### Extract provided ###

Can this all be some funny misunderstanding, or is it time to stop denying that my hdd is in its last days on this Earth? I've just read in this forum that it's very common that even new hdds fail, that's what is most likely to fail on a new pc... I'm a bit boggled, somewhat skeptical, however, because before I was using almost ancient hdds (40 and 80 GB sized) that never gave this sort of error (I'm still using them in an older pc).
I was looking through smartmontools pages, and there was some instructions to "manually" fix some stuff. Anyone knows if this is just the same thing that fsck would do automatically anyway, or something "better", that may turn to show that the hdd isn't doomed after all, that the most scary messages are false-positives? (Oh, the blind hope).
The hdd is a Samsung HD502HI, the failing partition is ext3.
And about partitioning, can it have any effect on this sort of thing?
The way I've done is the following:
- 1 - sda1 - primary ntfs partition
- 2 - sda2 - extended partition, containing:
- 2a - sda5 (don't ask me about 3 and 4) - linux-swap
- 2b - sda6 - ext3
- 2c - sda7 - ext3
- 2d - sda8 - ext3
The first two ext3 are for filesystem roots, to ease distro/release hopping, the remaining one is /home.

### Data extract ###

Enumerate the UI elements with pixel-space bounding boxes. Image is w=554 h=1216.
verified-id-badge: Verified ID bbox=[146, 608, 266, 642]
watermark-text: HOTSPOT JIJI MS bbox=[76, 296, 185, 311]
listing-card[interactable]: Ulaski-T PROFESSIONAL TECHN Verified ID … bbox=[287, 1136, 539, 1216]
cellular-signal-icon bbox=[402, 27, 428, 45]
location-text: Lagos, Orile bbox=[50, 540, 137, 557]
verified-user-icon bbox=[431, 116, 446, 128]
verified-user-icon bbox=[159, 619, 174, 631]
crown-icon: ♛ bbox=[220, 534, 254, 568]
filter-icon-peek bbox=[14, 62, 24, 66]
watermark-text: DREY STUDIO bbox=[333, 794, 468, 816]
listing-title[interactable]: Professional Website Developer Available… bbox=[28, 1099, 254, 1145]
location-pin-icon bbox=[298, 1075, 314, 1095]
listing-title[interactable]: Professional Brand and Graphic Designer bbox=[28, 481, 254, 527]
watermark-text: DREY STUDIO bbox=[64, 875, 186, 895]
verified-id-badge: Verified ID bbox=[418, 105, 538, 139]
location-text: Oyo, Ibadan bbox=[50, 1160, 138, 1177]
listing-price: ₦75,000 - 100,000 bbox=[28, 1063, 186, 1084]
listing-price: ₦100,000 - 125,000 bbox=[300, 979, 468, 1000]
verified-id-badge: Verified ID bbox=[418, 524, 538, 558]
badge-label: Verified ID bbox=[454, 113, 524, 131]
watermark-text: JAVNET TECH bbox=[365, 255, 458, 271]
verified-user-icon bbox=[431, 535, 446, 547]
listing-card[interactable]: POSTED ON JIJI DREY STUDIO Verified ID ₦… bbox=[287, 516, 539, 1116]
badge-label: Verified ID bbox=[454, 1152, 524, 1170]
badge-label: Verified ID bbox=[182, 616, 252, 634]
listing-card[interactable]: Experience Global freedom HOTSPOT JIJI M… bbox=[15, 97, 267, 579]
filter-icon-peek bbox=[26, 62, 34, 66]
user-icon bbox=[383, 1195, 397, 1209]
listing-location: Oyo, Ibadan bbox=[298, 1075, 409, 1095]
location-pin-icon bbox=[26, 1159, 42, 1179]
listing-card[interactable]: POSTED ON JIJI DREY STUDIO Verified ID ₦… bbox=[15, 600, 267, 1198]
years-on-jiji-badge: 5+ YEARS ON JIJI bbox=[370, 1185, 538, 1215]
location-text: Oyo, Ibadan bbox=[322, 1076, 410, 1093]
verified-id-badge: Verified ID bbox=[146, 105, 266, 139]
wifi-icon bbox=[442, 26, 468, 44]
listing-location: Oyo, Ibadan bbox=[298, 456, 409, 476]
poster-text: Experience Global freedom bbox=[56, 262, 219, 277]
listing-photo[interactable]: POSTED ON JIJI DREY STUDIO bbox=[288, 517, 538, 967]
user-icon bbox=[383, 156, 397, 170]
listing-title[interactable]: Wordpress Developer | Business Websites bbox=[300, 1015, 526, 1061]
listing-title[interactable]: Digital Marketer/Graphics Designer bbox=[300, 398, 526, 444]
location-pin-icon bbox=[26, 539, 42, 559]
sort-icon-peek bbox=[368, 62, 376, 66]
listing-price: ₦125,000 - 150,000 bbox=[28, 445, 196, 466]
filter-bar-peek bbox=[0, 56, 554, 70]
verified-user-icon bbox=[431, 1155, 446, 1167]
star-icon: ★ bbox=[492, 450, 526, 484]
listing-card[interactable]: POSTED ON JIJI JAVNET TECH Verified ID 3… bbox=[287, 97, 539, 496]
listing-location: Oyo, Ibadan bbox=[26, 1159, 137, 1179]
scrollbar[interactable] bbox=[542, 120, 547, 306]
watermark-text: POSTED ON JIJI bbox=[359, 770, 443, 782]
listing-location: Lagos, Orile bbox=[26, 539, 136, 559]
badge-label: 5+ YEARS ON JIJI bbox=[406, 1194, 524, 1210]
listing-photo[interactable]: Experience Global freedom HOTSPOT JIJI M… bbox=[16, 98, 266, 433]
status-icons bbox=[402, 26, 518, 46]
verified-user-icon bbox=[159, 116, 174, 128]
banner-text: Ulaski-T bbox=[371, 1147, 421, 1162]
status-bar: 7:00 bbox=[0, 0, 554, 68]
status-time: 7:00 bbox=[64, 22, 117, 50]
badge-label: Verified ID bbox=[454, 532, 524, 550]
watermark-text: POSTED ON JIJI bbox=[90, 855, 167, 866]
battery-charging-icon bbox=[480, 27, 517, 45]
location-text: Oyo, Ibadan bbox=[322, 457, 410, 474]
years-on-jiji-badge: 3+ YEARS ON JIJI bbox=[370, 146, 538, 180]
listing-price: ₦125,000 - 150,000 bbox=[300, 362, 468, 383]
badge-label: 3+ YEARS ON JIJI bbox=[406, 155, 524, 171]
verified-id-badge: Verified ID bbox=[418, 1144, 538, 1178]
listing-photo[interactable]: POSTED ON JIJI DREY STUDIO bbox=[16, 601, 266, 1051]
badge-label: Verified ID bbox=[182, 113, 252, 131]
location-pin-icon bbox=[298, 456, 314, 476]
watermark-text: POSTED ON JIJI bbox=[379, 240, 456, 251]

###

Write out the portion of the forum post above about the failing hard drive from "I was looking" to "one is /home.", copying it word for word.

→ Correct answer:
I was looking through smartmontools pages, and there was some instructions to "manually" fix some stuff. Anyone knows if this is just the same thing that fsck would do automatically anyway, or something "better", that may turn to show that the hdd isn't doomed after all, that the most scary messages are false-positives? (Oh, the blind hope).
The hdd is a Samsung HD502HI, the failing partition is ext3.
And about partitioning, can it have any effect on this sort of thing?
The way I've done is the following:
- 1 - sda1 - primary ntfs partition
- 2 - sda2 - extended partition, containing:
- 2a - sda5 (don't ask me about 3 and 4) - linux-swap
- 2b - sda6 - ext3
- 2c - sda7 - ext3
- 2d - sda8 - ext3
The first two ext3 are for filesystem roots, to ease distro/release hopping, the remaining one is /home.